# TO BE DONE
Report the count of lines where the string "color" appears, and nothing else.

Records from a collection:
Start

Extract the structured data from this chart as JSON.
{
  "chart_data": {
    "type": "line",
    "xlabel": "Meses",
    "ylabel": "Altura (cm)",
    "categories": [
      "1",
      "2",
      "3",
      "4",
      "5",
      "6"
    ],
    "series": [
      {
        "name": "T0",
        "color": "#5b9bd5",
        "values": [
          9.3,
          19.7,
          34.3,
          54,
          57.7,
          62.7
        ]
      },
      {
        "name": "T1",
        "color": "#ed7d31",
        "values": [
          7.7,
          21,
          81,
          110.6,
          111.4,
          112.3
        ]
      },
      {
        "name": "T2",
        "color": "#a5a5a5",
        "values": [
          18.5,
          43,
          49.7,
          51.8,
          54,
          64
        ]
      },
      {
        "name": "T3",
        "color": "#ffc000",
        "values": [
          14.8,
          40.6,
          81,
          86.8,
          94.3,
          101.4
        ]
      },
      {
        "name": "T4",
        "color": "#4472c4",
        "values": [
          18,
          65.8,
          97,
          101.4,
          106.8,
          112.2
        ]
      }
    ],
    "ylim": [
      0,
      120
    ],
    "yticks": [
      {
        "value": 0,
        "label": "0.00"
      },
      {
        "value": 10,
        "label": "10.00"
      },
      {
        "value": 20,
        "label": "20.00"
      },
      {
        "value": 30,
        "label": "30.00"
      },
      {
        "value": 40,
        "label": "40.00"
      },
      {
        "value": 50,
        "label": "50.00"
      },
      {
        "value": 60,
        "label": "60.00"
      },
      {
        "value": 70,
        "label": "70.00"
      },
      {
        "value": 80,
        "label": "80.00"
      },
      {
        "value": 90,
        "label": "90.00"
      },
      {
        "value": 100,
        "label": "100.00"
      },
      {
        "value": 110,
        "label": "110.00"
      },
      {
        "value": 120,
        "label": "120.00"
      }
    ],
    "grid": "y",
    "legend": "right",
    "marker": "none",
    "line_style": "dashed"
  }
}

End

# RESPONSE
5